SET TASK | Every line below that contains "inch" is to be copied.

— START SUPPLIED RECORDS —

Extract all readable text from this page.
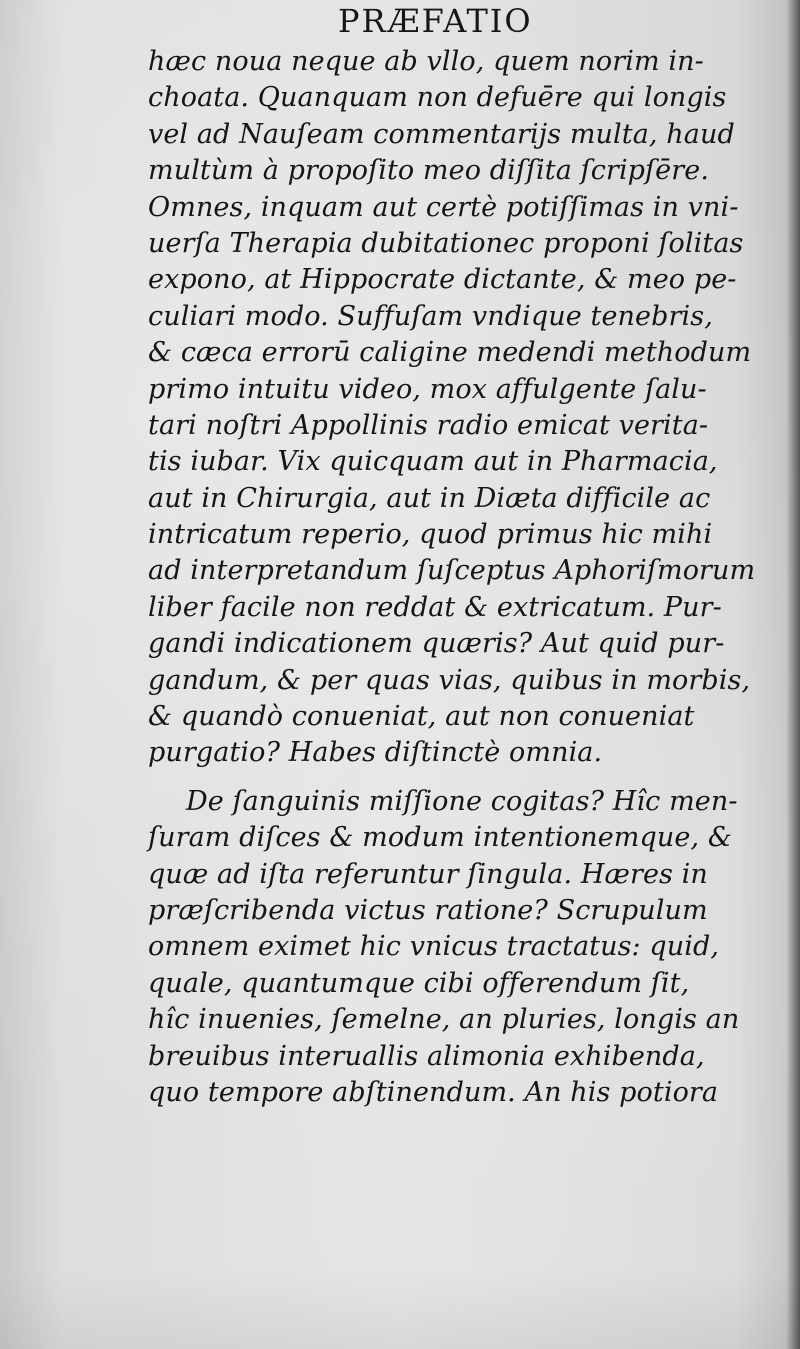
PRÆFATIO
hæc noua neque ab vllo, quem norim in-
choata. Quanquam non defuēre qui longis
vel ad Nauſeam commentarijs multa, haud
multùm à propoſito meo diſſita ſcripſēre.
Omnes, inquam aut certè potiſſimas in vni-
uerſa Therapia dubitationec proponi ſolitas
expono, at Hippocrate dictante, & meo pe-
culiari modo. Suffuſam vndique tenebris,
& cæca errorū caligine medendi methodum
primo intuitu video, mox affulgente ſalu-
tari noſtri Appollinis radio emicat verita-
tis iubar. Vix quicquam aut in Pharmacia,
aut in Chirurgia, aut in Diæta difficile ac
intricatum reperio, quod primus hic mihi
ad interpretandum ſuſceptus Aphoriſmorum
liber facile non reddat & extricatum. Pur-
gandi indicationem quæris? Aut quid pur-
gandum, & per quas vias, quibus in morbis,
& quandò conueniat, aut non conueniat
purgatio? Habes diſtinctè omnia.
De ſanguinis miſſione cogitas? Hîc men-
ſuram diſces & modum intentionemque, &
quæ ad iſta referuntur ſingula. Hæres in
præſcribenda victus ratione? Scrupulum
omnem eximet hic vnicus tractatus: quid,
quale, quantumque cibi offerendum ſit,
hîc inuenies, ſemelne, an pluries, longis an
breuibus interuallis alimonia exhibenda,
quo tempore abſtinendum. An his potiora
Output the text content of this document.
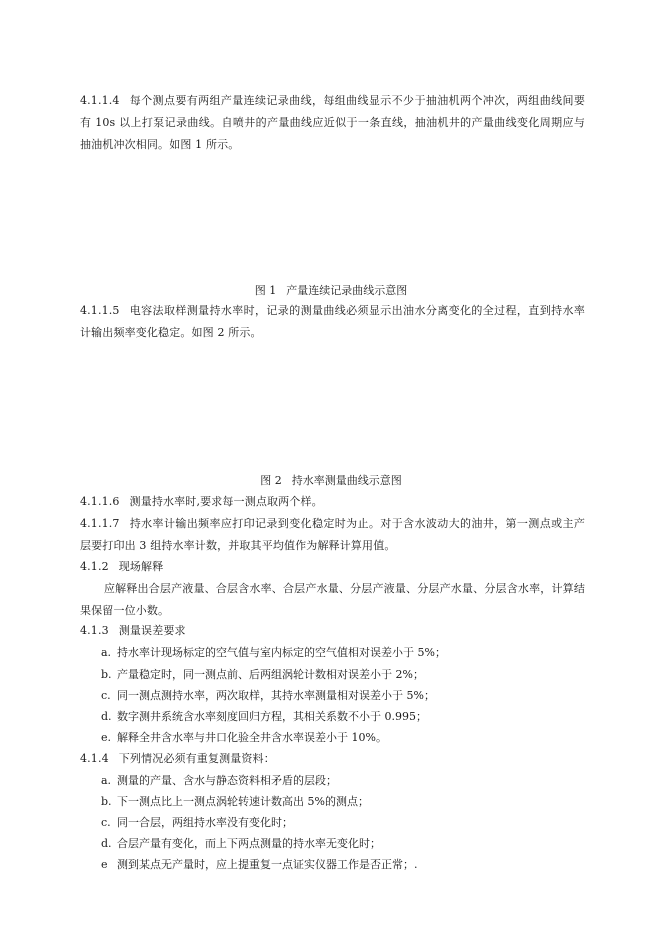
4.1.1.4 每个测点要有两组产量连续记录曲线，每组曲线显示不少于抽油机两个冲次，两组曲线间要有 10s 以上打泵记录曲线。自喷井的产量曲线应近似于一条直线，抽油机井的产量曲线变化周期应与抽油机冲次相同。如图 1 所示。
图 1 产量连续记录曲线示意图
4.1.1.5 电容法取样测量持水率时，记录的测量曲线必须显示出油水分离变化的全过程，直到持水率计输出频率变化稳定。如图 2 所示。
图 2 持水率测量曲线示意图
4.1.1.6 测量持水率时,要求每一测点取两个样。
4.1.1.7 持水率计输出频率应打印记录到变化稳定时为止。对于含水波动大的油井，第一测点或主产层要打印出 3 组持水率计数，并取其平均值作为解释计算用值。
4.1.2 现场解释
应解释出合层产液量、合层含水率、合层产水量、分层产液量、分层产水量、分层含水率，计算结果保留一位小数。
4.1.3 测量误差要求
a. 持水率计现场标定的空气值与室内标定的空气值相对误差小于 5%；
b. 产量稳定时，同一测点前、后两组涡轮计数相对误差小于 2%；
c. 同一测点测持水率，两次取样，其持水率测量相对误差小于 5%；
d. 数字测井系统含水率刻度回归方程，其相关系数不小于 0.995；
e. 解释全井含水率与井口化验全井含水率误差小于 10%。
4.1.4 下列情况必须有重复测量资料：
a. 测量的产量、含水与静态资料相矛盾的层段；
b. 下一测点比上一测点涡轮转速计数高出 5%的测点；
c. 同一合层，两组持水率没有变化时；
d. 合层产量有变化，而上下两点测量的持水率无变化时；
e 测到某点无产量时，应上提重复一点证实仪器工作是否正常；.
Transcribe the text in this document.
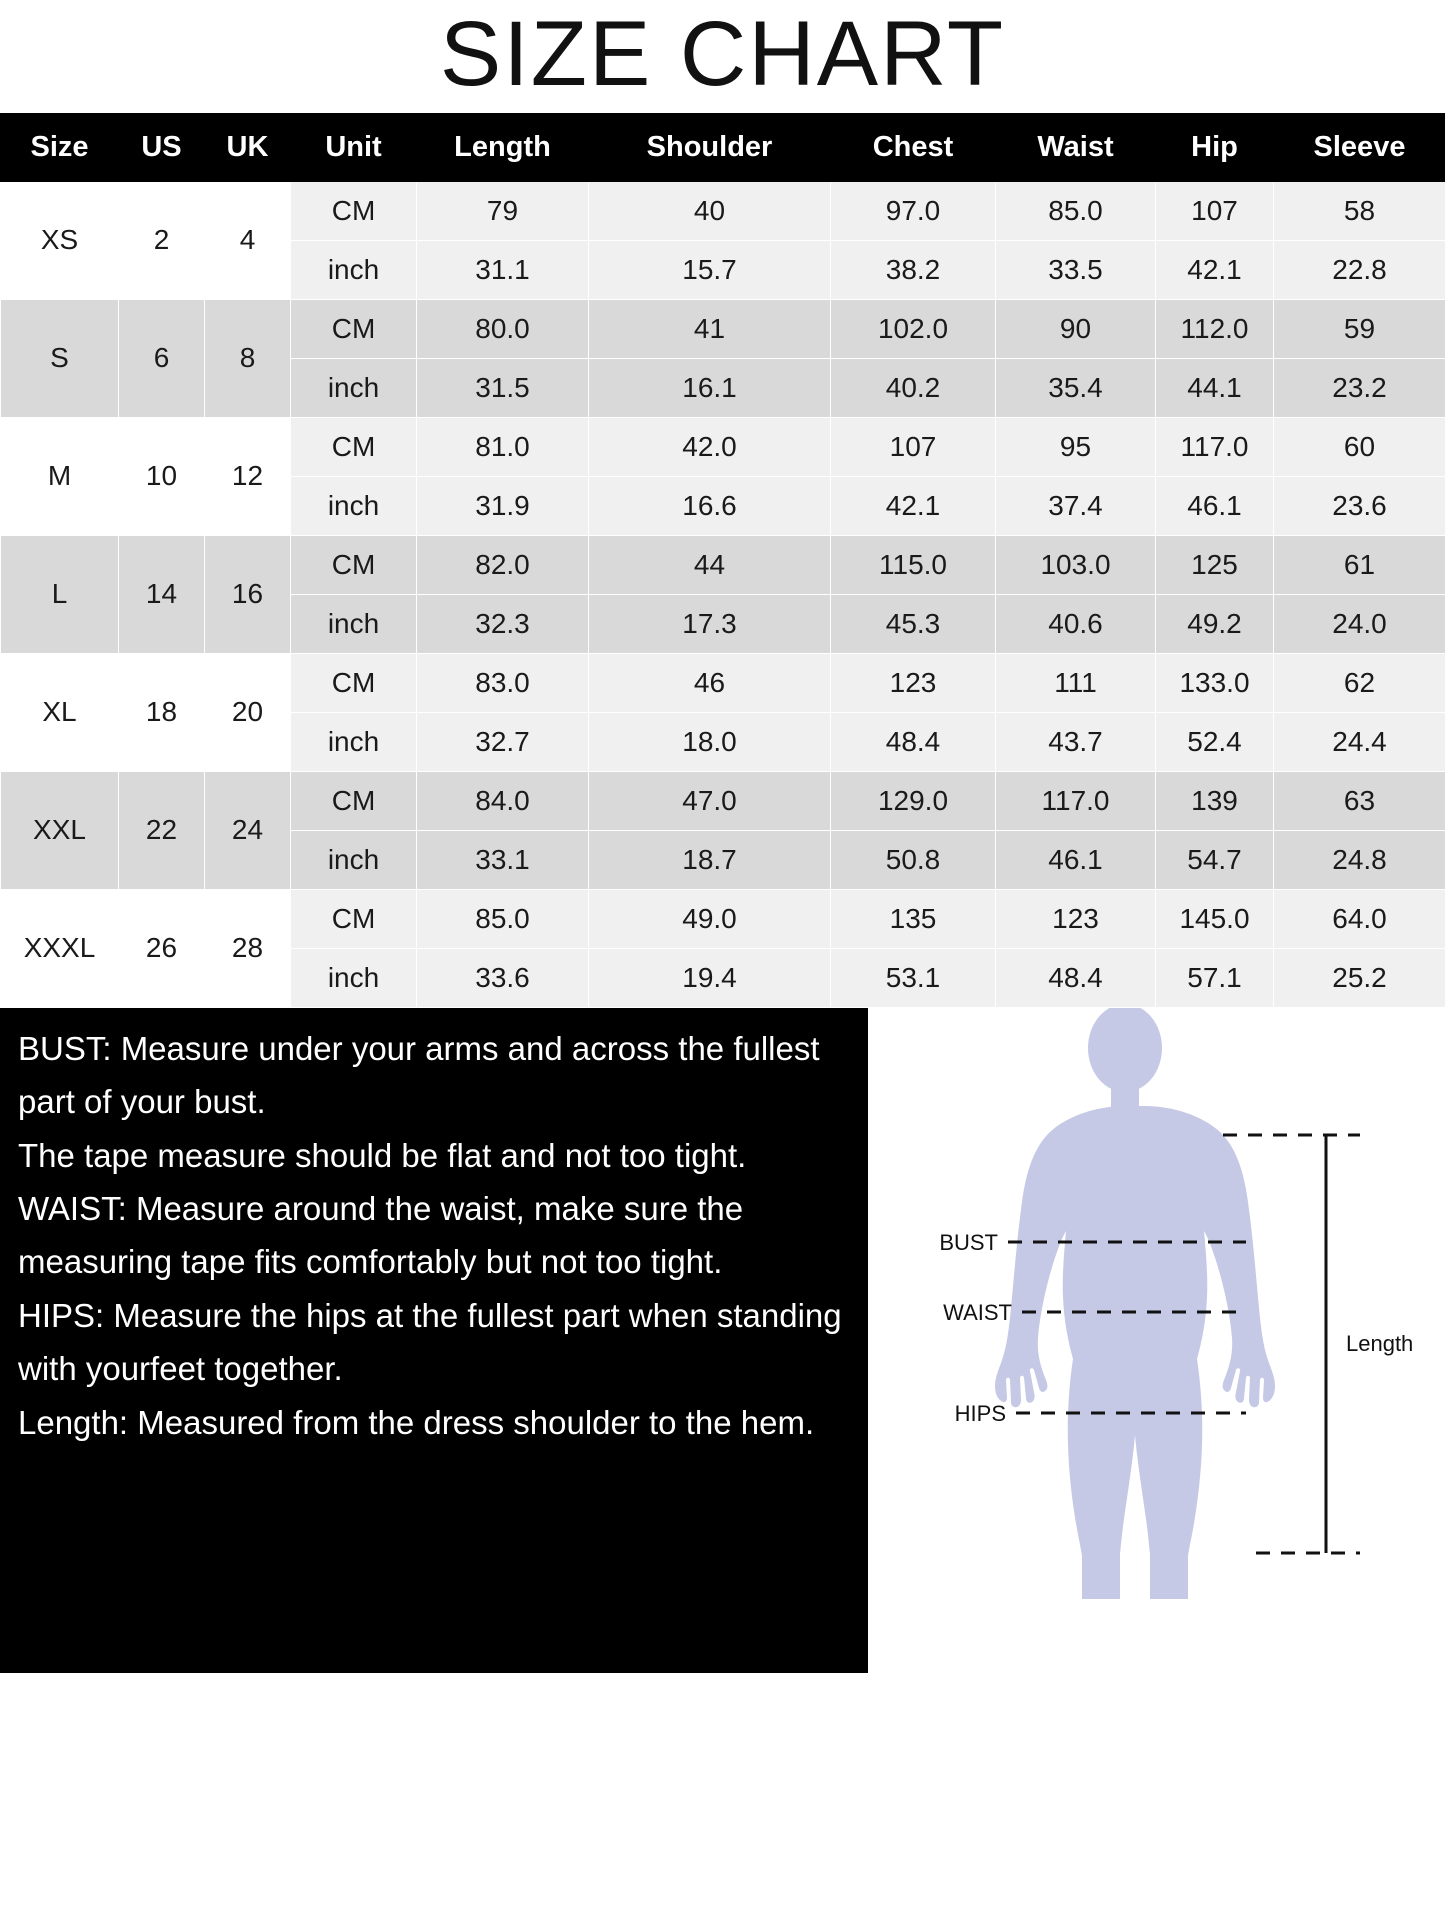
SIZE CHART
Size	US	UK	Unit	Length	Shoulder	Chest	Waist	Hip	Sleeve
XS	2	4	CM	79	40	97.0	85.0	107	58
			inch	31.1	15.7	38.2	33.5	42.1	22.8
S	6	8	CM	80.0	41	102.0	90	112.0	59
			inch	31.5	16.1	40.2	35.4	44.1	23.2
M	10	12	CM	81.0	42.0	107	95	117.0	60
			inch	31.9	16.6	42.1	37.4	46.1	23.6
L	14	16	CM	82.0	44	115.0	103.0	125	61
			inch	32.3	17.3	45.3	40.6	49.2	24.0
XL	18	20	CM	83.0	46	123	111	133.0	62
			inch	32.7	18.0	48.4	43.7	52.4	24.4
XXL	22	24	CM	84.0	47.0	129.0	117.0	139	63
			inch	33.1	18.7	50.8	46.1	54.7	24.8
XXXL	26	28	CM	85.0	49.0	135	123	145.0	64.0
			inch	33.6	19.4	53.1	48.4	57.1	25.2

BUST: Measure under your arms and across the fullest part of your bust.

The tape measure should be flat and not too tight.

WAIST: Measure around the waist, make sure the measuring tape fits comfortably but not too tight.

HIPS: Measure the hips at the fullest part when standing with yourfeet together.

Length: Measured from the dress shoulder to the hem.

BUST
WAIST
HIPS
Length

— END SUPPLIED RECORDS —

RESPONSE TO THE TASK |
			inch	31.1	15.7	38.2	33.5	42.1	22.8
			inch	31.5	16.1	40.2	35.4	44.1	23.2
			inch	31.9	16.6	42.1	37.4	46.1	23.6
			inch	32.3	17.3	45.3	40.6	49.2	24.0
			inch	32.7	18.0	48.4	43.7	52.4	24.4
			inch	33.1	18.7	50.8	46.1	54.7	24.8
			inch	33.6	19.4	53.1	48.4	57.1	25.2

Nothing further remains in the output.